## Records for processing

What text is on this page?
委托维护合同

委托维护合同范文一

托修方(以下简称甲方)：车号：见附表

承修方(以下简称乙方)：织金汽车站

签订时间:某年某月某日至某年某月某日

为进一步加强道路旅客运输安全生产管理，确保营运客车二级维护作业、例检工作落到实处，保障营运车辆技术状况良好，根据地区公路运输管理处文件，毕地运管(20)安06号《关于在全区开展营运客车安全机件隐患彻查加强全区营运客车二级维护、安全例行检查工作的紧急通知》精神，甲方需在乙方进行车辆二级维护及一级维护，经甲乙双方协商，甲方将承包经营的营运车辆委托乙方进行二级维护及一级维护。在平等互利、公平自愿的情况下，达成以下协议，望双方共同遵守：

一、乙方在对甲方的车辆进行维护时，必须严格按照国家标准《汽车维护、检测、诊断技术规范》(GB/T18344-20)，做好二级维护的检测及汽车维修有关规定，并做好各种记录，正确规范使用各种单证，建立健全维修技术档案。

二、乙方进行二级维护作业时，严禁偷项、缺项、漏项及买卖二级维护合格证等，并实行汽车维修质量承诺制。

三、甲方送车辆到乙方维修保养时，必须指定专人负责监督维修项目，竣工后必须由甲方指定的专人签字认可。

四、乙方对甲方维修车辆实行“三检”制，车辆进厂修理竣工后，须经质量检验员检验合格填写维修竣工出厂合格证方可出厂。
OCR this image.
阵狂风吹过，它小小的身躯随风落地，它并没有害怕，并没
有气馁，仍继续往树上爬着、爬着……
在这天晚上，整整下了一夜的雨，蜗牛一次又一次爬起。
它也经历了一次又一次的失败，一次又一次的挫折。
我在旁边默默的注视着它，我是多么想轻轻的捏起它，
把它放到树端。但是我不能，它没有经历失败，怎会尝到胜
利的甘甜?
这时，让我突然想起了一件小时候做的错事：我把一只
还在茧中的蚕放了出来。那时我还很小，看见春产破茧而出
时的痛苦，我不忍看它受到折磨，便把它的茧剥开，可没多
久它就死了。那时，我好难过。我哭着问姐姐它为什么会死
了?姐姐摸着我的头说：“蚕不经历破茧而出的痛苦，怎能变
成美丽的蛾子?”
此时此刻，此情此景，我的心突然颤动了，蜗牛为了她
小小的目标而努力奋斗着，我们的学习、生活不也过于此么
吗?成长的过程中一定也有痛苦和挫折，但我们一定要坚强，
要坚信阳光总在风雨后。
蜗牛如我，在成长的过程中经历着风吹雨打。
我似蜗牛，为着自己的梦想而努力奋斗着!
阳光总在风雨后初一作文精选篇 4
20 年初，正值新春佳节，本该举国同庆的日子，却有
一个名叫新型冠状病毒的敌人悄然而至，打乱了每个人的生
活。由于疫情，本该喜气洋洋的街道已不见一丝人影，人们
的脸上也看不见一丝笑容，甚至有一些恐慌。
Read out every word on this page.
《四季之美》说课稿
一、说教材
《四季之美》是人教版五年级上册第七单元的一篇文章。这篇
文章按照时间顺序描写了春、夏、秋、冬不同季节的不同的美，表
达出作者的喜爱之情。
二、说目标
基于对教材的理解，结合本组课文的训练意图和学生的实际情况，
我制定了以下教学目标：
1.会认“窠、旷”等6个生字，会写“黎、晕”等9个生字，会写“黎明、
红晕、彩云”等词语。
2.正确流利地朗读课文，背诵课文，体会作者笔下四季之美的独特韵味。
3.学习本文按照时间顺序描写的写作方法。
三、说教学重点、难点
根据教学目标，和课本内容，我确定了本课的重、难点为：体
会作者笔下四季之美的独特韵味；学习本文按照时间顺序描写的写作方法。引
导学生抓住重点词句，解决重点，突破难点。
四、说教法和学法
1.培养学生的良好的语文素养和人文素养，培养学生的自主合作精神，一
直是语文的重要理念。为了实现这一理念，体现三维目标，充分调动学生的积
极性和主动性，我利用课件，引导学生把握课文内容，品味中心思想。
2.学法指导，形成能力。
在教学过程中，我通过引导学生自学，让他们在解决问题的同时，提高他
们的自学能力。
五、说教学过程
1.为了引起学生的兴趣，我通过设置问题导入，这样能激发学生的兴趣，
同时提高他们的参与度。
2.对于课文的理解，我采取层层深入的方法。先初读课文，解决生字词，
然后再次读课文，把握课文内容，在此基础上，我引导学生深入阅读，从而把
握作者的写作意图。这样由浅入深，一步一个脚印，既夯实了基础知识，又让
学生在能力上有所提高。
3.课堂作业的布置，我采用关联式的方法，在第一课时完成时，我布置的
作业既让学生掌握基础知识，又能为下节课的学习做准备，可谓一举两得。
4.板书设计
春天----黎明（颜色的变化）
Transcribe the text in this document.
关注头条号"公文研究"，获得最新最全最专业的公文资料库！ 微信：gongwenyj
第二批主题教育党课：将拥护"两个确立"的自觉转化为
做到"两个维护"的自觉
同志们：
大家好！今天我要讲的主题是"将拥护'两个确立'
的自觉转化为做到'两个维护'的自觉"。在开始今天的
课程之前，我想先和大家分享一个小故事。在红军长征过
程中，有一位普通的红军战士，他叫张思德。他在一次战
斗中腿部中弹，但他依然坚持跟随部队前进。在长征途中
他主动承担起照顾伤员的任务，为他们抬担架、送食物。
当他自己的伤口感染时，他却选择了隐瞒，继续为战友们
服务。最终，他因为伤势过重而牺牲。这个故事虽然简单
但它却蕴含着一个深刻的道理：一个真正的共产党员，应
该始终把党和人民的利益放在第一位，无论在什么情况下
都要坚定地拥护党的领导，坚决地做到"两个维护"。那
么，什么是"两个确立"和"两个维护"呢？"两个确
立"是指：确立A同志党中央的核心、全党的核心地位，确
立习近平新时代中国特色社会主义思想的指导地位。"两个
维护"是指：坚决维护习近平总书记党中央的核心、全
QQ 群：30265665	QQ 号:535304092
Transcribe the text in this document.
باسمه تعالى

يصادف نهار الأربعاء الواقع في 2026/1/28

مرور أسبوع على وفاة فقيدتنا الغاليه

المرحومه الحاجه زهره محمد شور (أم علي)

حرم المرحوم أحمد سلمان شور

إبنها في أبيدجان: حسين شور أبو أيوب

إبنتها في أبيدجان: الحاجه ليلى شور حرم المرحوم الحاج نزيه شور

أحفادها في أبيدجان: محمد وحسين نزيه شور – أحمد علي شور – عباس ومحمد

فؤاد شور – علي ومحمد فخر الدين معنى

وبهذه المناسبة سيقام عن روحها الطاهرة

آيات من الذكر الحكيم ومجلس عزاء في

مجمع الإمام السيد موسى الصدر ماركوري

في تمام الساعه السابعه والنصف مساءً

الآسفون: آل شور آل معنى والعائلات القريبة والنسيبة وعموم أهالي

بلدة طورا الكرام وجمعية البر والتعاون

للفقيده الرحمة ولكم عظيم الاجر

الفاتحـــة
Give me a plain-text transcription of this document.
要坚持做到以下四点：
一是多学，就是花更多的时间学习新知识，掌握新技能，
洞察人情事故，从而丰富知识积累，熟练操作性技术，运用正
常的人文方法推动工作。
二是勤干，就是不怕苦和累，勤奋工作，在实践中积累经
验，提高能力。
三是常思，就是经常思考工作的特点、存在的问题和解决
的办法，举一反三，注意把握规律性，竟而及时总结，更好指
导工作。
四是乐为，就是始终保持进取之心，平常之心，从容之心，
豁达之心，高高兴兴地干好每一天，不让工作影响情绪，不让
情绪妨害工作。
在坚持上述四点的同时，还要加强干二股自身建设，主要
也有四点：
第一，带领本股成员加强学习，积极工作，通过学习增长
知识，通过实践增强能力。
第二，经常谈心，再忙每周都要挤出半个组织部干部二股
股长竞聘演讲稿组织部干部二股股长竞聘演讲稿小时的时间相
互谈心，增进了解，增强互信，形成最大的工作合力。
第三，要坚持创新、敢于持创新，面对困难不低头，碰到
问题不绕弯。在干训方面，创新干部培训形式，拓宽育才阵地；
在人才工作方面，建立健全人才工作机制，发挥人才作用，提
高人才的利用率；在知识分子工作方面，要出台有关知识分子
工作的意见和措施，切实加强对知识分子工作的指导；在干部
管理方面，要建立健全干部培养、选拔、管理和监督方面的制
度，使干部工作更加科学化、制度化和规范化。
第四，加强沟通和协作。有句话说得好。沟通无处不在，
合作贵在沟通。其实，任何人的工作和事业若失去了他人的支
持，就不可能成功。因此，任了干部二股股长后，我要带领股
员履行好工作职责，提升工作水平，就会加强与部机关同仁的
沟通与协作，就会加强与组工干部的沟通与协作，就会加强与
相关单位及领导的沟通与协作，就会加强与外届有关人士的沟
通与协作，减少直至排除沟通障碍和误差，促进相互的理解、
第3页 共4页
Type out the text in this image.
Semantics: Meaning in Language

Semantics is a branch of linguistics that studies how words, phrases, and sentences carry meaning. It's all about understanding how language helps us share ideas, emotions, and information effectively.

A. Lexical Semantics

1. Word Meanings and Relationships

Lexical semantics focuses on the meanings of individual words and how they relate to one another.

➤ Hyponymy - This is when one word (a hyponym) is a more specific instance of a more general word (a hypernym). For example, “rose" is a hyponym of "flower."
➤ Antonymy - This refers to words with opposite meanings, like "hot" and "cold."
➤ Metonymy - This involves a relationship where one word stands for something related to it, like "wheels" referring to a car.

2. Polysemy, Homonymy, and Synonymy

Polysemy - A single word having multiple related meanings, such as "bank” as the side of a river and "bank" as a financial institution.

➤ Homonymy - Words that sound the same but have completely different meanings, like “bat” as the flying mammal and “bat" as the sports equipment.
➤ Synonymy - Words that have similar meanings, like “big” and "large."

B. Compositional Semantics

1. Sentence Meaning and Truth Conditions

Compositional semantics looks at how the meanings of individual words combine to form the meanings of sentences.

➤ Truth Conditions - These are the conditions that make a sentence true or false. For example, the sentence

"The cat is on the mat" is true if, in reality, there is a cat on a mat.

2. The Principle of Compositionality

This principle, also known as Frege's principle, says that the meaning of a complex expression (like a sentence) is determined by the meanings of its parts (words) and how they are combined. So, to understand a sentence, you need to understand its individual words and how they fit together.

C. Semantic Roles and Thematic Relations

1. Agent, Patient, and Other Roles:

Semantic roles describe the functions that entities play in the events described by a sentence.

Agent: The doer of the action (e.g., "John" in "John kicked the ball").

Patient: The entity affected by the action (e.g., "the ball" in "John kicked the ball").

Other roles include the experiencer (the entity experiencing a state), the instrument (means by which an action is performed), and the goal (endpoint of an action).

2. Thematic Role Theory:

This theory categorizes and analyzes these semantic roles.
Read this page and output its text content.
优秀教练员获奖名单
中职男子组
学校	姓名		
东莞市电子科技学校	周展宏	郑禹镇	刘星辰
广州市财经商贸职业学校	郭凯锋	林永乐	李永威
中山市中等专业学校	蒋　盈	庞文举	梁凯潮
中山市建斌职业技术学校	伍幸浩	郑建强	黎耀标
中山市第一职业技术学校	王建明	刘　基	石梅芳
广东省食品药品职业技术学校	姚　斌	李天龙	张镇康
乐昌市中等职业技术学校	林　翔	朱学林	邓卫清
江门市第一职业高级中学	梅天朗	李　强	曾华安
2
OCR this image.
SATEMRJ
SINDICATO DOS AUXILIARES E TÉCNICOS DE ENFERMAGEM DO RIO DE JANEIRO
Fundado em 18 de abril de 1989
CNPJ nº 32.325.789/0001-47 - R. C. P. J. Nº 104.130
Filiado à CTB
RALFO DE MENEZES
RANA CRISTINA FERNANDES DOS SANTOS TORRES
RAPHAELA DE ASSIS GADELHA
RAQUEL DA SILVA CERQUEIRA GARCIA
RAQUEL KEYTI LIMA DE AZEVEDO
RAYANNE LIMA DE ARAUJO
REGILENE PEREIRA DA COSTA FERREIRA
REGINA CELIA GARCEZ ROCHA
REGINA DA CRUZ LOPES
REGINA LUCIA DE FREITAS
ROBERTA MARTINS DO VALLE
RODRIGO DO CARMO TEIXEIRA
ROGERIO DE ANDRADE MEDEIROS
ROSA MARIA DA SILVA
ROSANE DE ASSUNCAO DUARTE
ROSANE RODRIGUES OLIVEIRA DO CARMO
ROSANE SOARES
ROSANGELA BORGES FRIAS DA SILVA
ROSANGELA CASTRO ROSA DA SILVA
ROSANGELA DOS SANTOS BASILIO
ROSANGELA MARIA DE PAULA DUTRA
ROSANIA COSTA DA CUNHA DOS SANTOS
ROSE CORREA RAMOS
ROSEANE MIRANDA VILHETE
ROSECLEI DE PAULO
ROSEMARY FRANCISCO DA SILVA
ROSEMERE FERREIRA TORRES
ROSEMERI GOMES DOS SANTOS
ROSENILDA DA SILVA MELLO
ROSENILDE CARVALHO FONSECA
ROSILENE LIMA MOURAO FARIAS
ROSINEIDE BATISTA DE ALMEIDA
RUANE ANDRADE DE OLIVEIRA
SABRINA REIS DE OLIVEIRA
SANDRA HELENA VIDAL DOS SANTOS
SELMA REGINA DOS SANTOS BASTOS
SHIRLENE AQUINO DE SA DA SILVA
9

## The task
Lines containing "example" are to be counted. State the total and add nothing.

## The solution
2